▶ **Given records**
══════

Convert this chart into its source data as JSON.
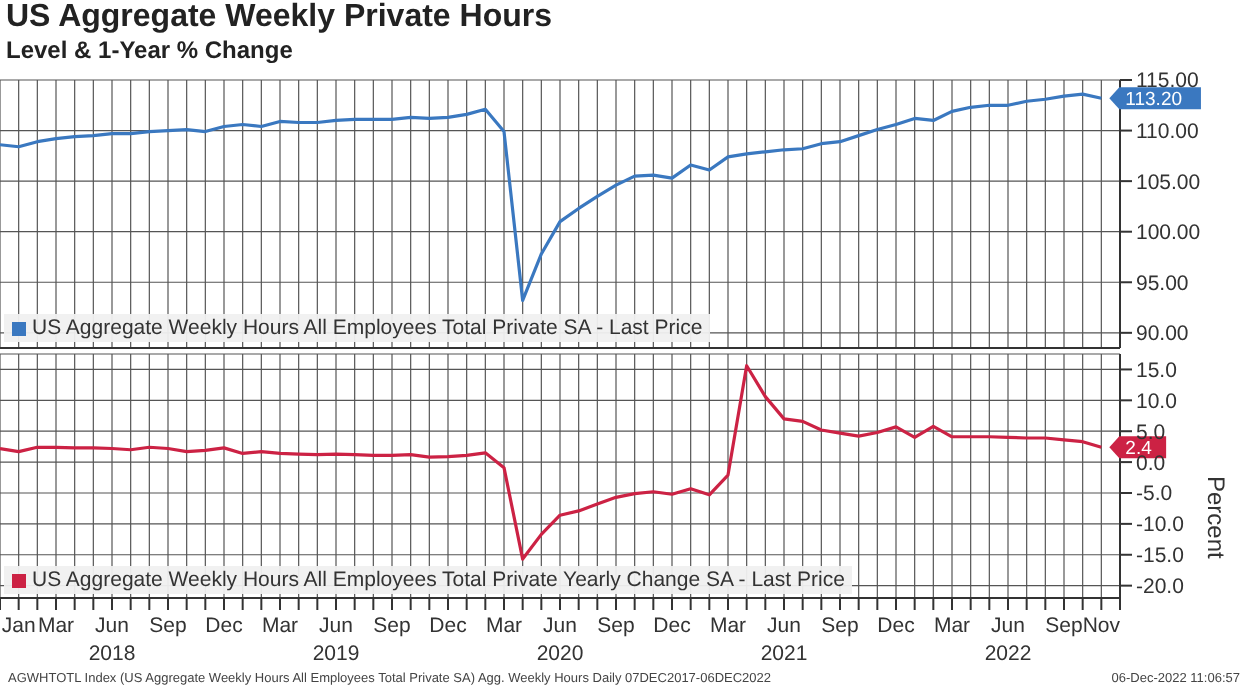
{
  "chart_data": [
    {
      "type": "line",
      "title": "US Aggregate Weekly Private Hours",
      "subtitle": "Level & 1-Year % Change",
      "x": [
        "2017-12",
        "2018-01",
        "2018-02",
        "2018-03",
        "2018-04",
        "2018-05",
        "2018-06",
        "2018-07",
        "2018-08",
        "2018-09",
        "2018-10",
        "2018-11",
        "2018-12",
        "2019-01",
        "2019-02",
        "2019-03",
        "2019-04",
        "2019-05",
        "2019-06",
        "2019-07",
        "2019-08",
        "2019-09",
        "2019-10",
        "2019-11",
        "2019-12",
        "2020-01",
        "2020-02",
        "2020-03",
        "2020-04",
        "2020-05",
        "2020-06",
        "2020-07",
        "2020-08",
        "2020-09",
        "2020-10",
        "2020-11",
        "2020-12",
        "2021-01",
        "2021-02",
        "2021-03",
        "2021-04",
        "2021-05",
        "2021-06",
        "2021-07",
        "2021-08",
        "2021-09",
        "2021-10",
        "2021-11",
        "2021-12",
        "2022-01",
        "2022-02",
        "2022-03",
        "2022-04",
        "2022-05",
        "2022-06",
        "2022-07",
        "2022-08",
        "2022-09",
        "2022-10",
        "2022-11"
      ],
      "series": [
        {
          "name": "US Aggregate Weekly Hours All Employees Total Private SA - Last Price",
          "color": "#3a78c0",
          "values": [
            108.6,
            108.4,
            108.9,
            109.2,
            109.4,
            109.5,
            109.7,
            109.7,
            109.9,
            110.0,
            110.1,
            109.9,
            110.4,
            110.6,
            110.4,
            110.9,
            110.8,
            110.8,
            111.0,
            111.1,
            111.1,
            111.1,
            111.3,
            111.2,
            111.3,
            111.6,
            112.1,
            109.9,
            93.2,
            97.8,
            101.0,
            102.3,
            103.5,
            104.6,
            105.5,
            105.6,
            105.3,
            106.6,
            106.1,
            107.4,
            107.7,
            107.9,
            108.1,
            108.2,
            108.7,
            108.9,
            109.5,
            110.1,
            110.6,
            111.2,
            111.0,
            111.9,
            112.3,
            112.5,
            112.5,
            112.9,
            113.1,
            113.4,
            113.6,
            113.2
          ]
        }
      ],
      "xlim": [
        "2017-12",
        "2022-12"
      ],
      "xticks": [
        {
          "value": "2017-12",
          "label": null
        },
        {
          "value": "2018-01",
          "label": null
        },
        {
          "value": "2018-02",
          "label": null
        },
        {
          "value": "2018-03",
          "label": null
        },
        {
          "value": "2018-04",
          "label": null
        },
        {
          "value": "2018-05",
          "label": null
        },
        {
          "value": "2018-06",
          "label": null
        },
        {
          "value": "2018-07",
          "label": null
        },
        {
          "value": "2018-08",
          "label": null
        },
        {
          "value": "2018-09",
          "label": null
        },
        {
          "value": "2018-10",
          "label": null
        },
        {
          "value": "2018-11",
          "label": null
        },
        {
          "value": "2018-12",
          "label": null
        },
        {
          "value": "2019-01",
          "label": null
        },
        {
          "value": "2019-02",
          "label": null
        },
        {
          "value": "2019-03",
          "label": null
        },
        {
          "value": "2019-04",
          "label": null
        },
        {
          "value": "2019-05",
          "label": null
        },
        {
          "value": "2019-06",
          "label": null
        },
        {
          "value": "2019-07",
          "label": null
        },
        {
          "value": "2019-08",
          "label": null
        },
        {
          "value": "2019-09",
          "label": null
        },
        {
          "value": "2019-10",
          "label": null
        },
        {
          "value": "2019-11",
          "label": null
        },
        {
          "value": "2019-12",
          "label": null
        },
        {
          "value": "2020-01",
          "label": null
        },
        {
          "value": "2020-02",
          "label": null
        },
        {
          "value": "2020-03",
          "label": null
        },
        {
          "value": "2020-04",
          "label": null
        },
        {
          "value": "2020-05",
          "label": null
        },
        {
          "value": "2020-06",
          "label": null
        },
        {
          "value": "2020-07",
          "label": null
        },
        {
          "value": "2020-08",
          "label": null
        },
        {
          "value": "2020-09",
          "label": null
        },
        {
          "value": "2020-10",
          "label": null
        },
        {
          "value": "2020-11",
          "label": null
        },
        {
          "value": "2020-12",
          "label": null
        },
        {
          "value": "2021-01",
          "label": null
        },
        {
          "value": "2021-02",
          "label": null
        },
        {
          "value": "2021-03",
          "label": null
        },
        {
          "value": "2021-04",
          "label": null
        },
        {
          "value": "2021-05",
          "label": null
        },
        {
          "value": "2021-06",
          "label": null
        },
        {
          "value": "2021-07",
          "label": null
        },
        {
          "value": "2021-08",
          "label": null
        },
        {
          "value": "2021-09",
          "label": null
        },
        {
          "value": "2021-10",
          "label": null
        },
        {
          "value": "2021-11",
          "label": null
        },
        {
          "value": "2021-12",
          "label": null
        },
        {
          "value": "2022-01",
          "label": null
        },
        {
          "value": "2022-02",
          "label": null
        },
        {
          "value": "2022-03",
          "label": null
        },
        {
          "value": "2022-04",
          "label": null
        },
        {
          "value": "2022-05",
          "label": null
        },
        {
          "value": "2022-06",
          "label": null
        },
        {
          "value": "2022-07",
          "label": null
        },
        {
          "value": "2022-08",
          "label": null
        },
        {
          "value": "2022-09",
          "label": null
        },
        {
          "value": "2022-10",
          "label": null
        },
        {
          "value": "2022-11",
          "label": null
        },
        {
          "value": "2022-12",
          "label": null
        }
      ],
      "ylim": [
        88.5,
        115
      ],
      "yticks": [
        {
          "value": 90,
          "label": "90.00"
        },
        {
          "value": 95,
          "label": "95.00"
        },
        {
          "value": 100,
          "label": "100.00"
        },
        {
          "value": 105,
          "label": "105.00"
        },
        {
          "value": 110,
          "label": "110.00"
        },
        {
          "value": 115,
          "label": "115.00"
        }
      ],
      "annotations": [
        {
          "text": "113.20",
          "x": "2022-11",
          "y": 113.2
        }
      ],
      "tick_labels": "y",
      "grid": true,
      "legend": "bottom left"
    },
    {
      "type": "line",
      "x": [
        "2017-12",
        "2018-01",
        "2018-02",
        "2018-03",
        "2018-04",
        "2018-05",
        "2018-06",
        "2018-07",
        "2018-08",
        "2018-09",
        "2018-10",
        "2018-11",
        "2018-12",
        "2019-01",
        "2019-02",
        "2019-03",
        "2019-04",
        "2019-05",
        "2019-06",
        "2019-07",
        "2019-08",
        "2019-09",
        "2019-10",
        "2019-11",
        "2019-12",
        "2020-01",
        "2020-02",
        "2020-03",
        "2020-04",
        "2020-05",
        "2020-06",
        "2020-07",
        "2020-08",
        "2020-09",
        "2020-10",
        "2020-11",
        "2020-12",
        "2021-01",
        "2021-02",
        "2021-03",
        "2021-04",
        "2021-05",
        "2021-06",
        "2021-07",
        "2021-08",
        "2021-09",
        "2021-10",
        "2021-11",
        "2021-12",
        "2022-01",
        "2022-02",
        "2022-03",
        "2022-04",
        "2022-05",
        "2022-06",
        "2022-07",
        "2022-08",
        "2022-09",
        "2022-10",
        "2022-11"
      ],
      "series": [
        {
          "name": "US Aggregate Weekly Hours All Employees Total Private Yearly Change SA - Last Price",
          "color": "#cc2244",
          "values": [
            2.2,
            1.7,
            2.4,
            2.4,
            2.3,
            2.3,
            2.2,
            2.0,
            2.4,
            2.2,
            1.7,
            1.9,
            2.3,
            1.4,
            1.7,
            1.4,
            1.3,
            1.2,
            1.3,
            1.2,
            1.1,
            1.1,
            1.2,
            0.8,
            0.9,
            1.1,
            1.5,
            -0.9,
            -15.7,
            -11.7,
            -8.6,
            -7.9,
            -6.8,
            -5.7,
            -5.1,
            -4.8,
            -5.2,
            -4.3,
            -5.3,
            -2.1,
            15.6,
            10.6,
            7.0,
            6.6,
            5.2,
            4.7,
            4.2,
            4.8,
            5.7,
            4.0,
            5.8,
            4.1,
            4.1,
            4.1,
            4.0,
            3.9,
            3.9,
            3.6,
            3.3,
            2.4
          ]
        }
      ],
      "xlim": [
        "2017-12",
        "2022-12"
      ],
      "xticks": [
        {
          "value": "2017-12",
          "label": null
        },
        {
          "value": "2018-01",
          "label": "Jan"
        },
        {
          "value": "2018-02",
          "label": null
        },
        {
          "value": "2018-03",
          "label": "Mar"
        },
        {
          "value": "2018-04",
          "label": null
        },
        {
          "value": "2018-05",
          "label": null
        },
        {
          "value": "2018-06",
          "label": "Jun\n2018"
        },
        {
          "value": "2018-07",
          "label": null
        },
        {
          "value": "2018-08",
          "label": null
        },
        {
          "value": "2018-09",
          "label": "Sep"
        },
        {
          "value": "2018-10",
          "label": null
        },
        {
          "value": "2018-11",
          "label": null
        },
        {
          "value": "2018-12",
          "label": "Dec"
        },
        {
          "value": "2019-01",
          "label": null
        },
        {
          "value": "2019-02",
          "label": null
        },
        {
          "value": "2019-03",
          "label": "Mar"
        },
        {
          "value": "2019-04",
          "label": null
        },
        {
          "value": "2019-05",
          "label": null
        },
        {
          "value": "2019-06",
          "label": "Jun\n2019"
        },
        {
          "value": "2019-07",
          "label": null
        },
        {
          "value": "2019-08",
          "label": null
        },
        {
          "value": "2019-09",
          "label": "Sep"
        },
        {
          "value": "2019-10",
          "label": null
        },
        {
          "value": "2019-11",
          "label": null
        },
        {
          "value": "2019-12",
          "label": "Dec"
        },
        {
          "value": "2020-01",
          "label": null
        },
        {
          "value": "2020-02",
          "label": null
        },
        {
          "value": "2020-03",
          "label": "Mar"
        },
        {
          "value": "2020-04",
          "label": null
        },
        {
          "value": "2020-05",
          "label": null
        },
        {
          "value": "2020-06",
          "label": "Jun\n2020"
        },
        {
          "value": "2020-07",
          "label": null
        },
        {
          "value": "2020-08",
          "label": null
        },
        {
          "value": "2020-09",
          "label": "Sep"
        },
        {
          "value": "2020-10",
          "label": null
        },
        {
          "value": "2020-11",
          "label": null
        },
        {
          "value": "2020-12",
          "label": "Dec"
        },
        {
          "value": "2021-01",
          "label": null
        },
        {
          "value": "2021-02",
          "label": null
        },
        {
          "value": "2021-03",
          "label": "Mar"
        },
        {
          "value": "2021-04",
          "label": null
        },
        {
          "value": "2021-05",
          "label": null
        },
        {
          "value": "2021-06",
          "label": "Jun\n2021"
        },
        {
          "value": "2021-07",
          "label": null
        },
        {
          "value": "2021-08",
          "label": null
        },
        {
          "value": "2021-09",
          "label": "Sep"
        },
        {
          "value": "2021-10",
          "label": null
        },
        {
          "value": "2021-11",
          "label": null
        },
        {
          "value": "2021-12",
          "label": "Dec"
        },
        {
          "value": "2022-01",
          "label": null
        },
        {
          "value": "2022-02",
          "label": null
        },
        {
          "value": "2022-03",
          "label": "Mar"
        },
        {
          "value": "2022-04",
          "label": null
        },
        {
          "value": "2022-05",
          "label": null
        },
        {
          "value": "2022-06",
          "label": "Jun\n2022"
        },
        {
          "value": "2022-07",
          "label": null
        },
        {
          "value": "2022-08",
          "label": null
        },
        {
          "value": "2022-09",
          "label": "Sep"
        },
        {
          "value": "2022-10",
          "label": null
        },
        {
          "value": "2022-11",
          "label": "Nov"
        },
        {
          "value": "2022-12",
          "label": null
        }
      ],
      "ylim": [
        -22,
        17.5
      ],
      "yticks": [
        {
          "value": -20,
          "label": "-20.0"
        },
        {
          "value": -15,
          "label": "-15.0"
        },
        {
          "value": -10,
          "label": "-10.0"
        },
        {
          "value": -5,
          "label": "-5.0"
        },
        {
          "value": 0,
          "label": "0.0"
        },
        {
          "value": 5,
          "label": "5.0"
        },
        {
          "value": 10,
          "label": "10.0"
        },
        {
          "value": 15,
          "label": "15.0"
        }
      ],
      "ylabel": "Percent",
      "annotations": [
        {
          "text": "2.4",
          "x": "2022-11",
          "y": 2.4
        },
        "AGWHTOTL Index (US Aggregate Weekly Hours All Employees Total Private SA) Agg. Weekly Hours Daily 07DEC2017-06DEC2022",
        "06-Dec-2022 11:06:57"
      ],
      "grid": true,
      "legend": "bottom left"
    }
  ]
}
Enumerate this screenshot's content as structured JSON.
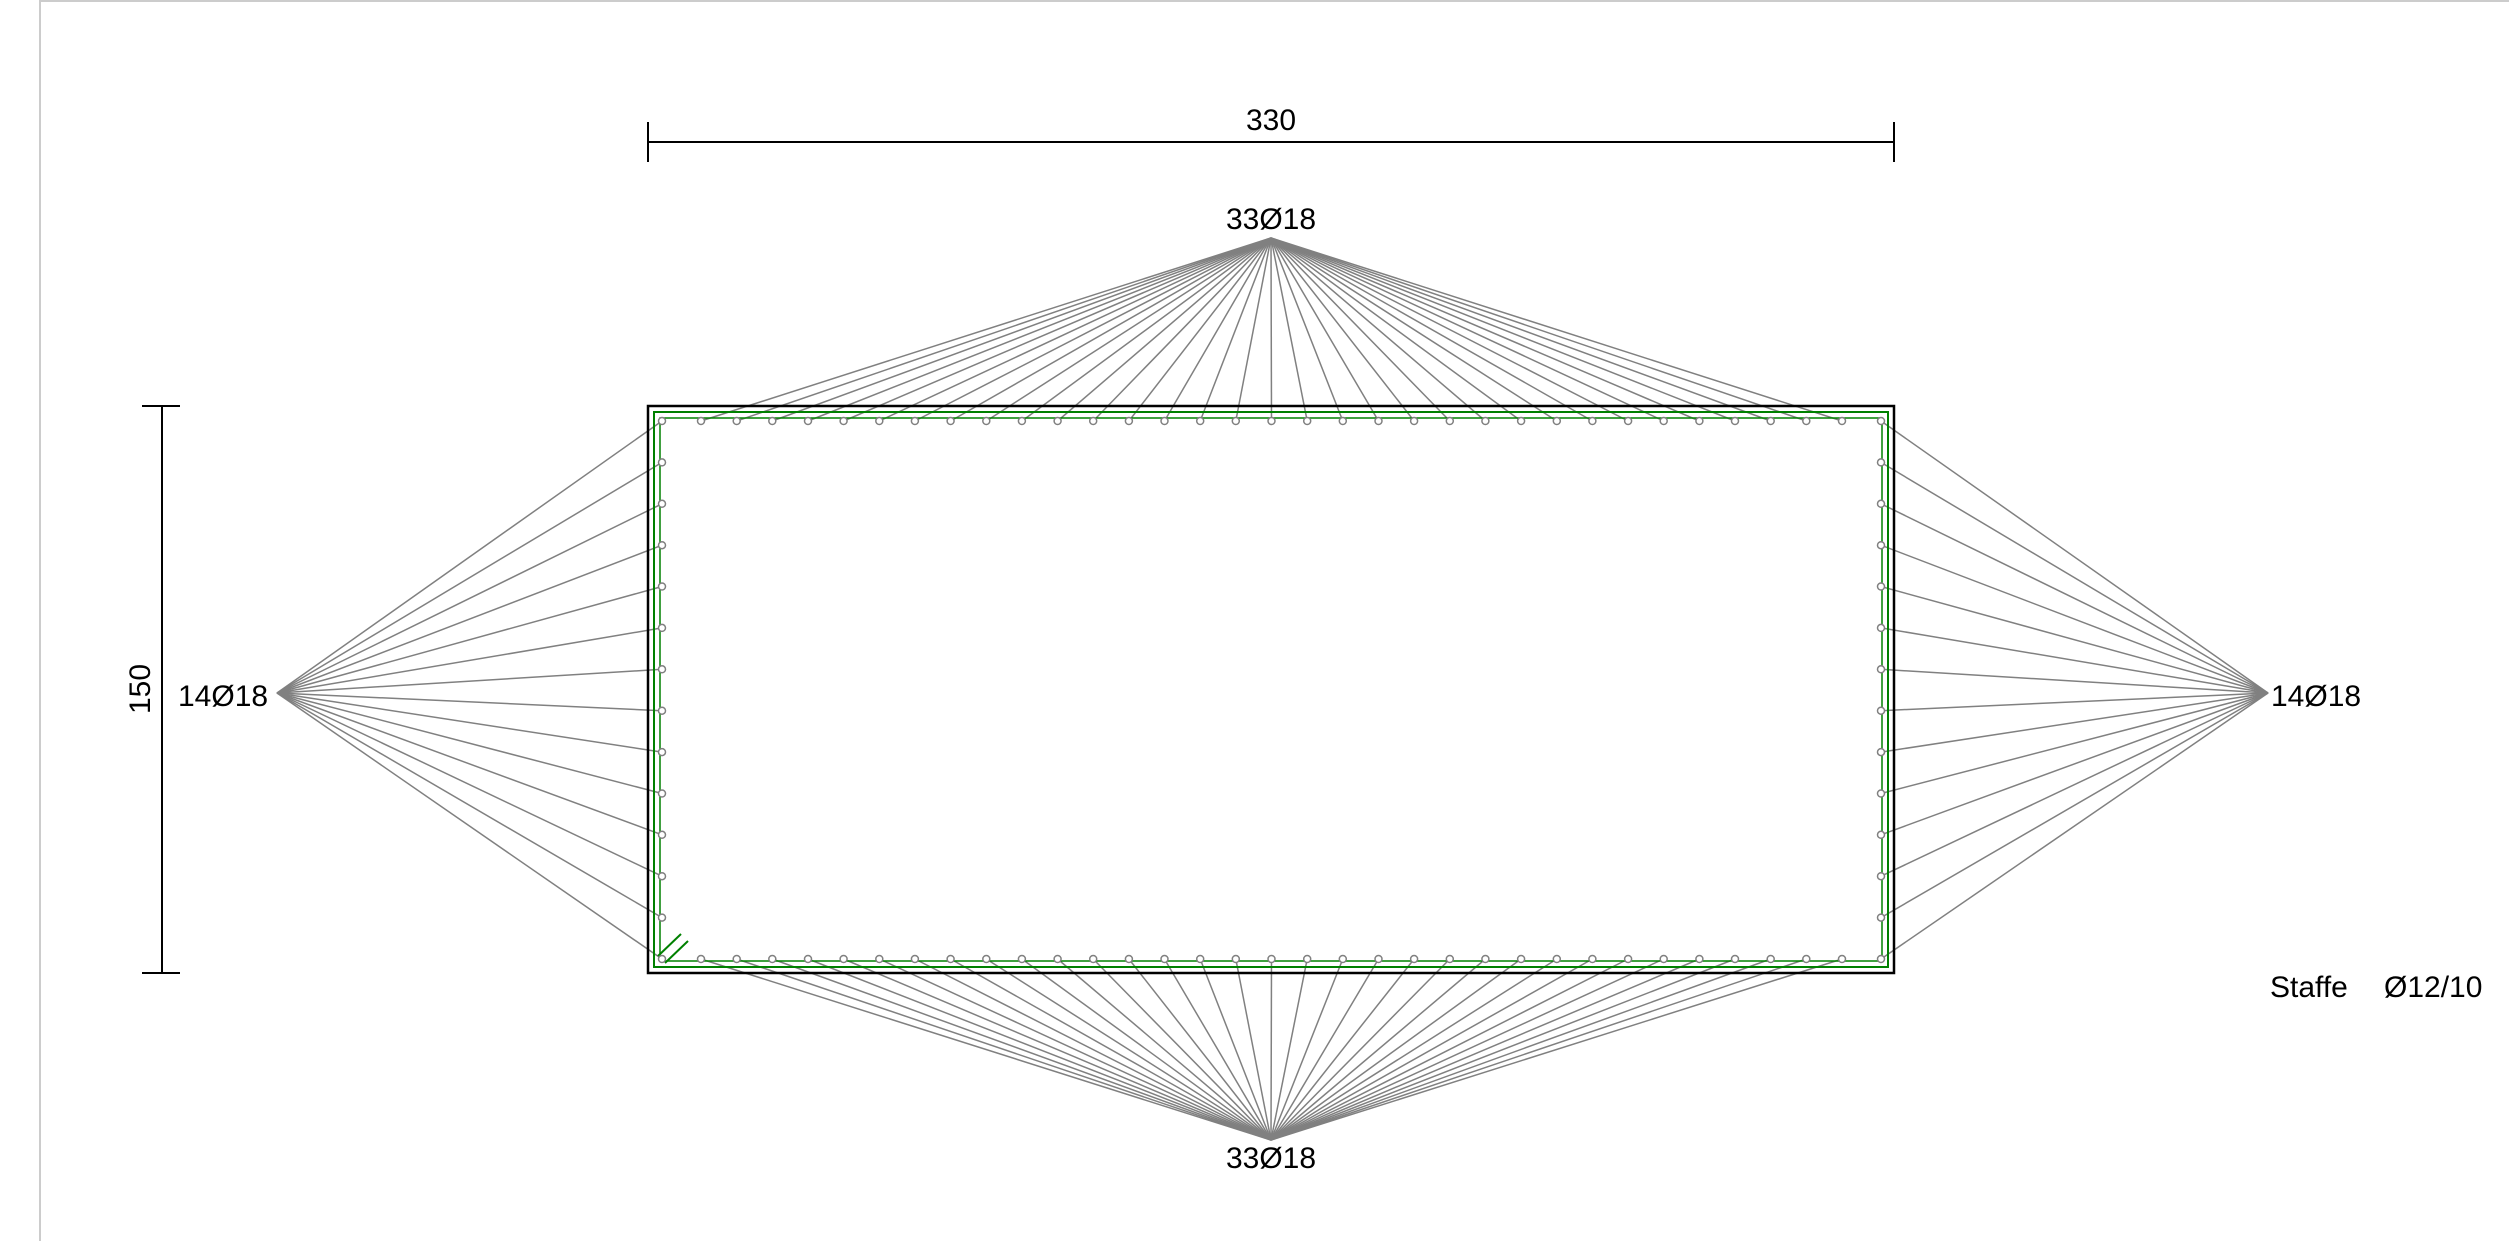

══════

▶ **Given exercise**
Go through the lines above. Select every one that has the string "JSON".

▶ **The response**
Convert this chart into its source data as JSON.
Enumerate this screenshot's content as structured JSON.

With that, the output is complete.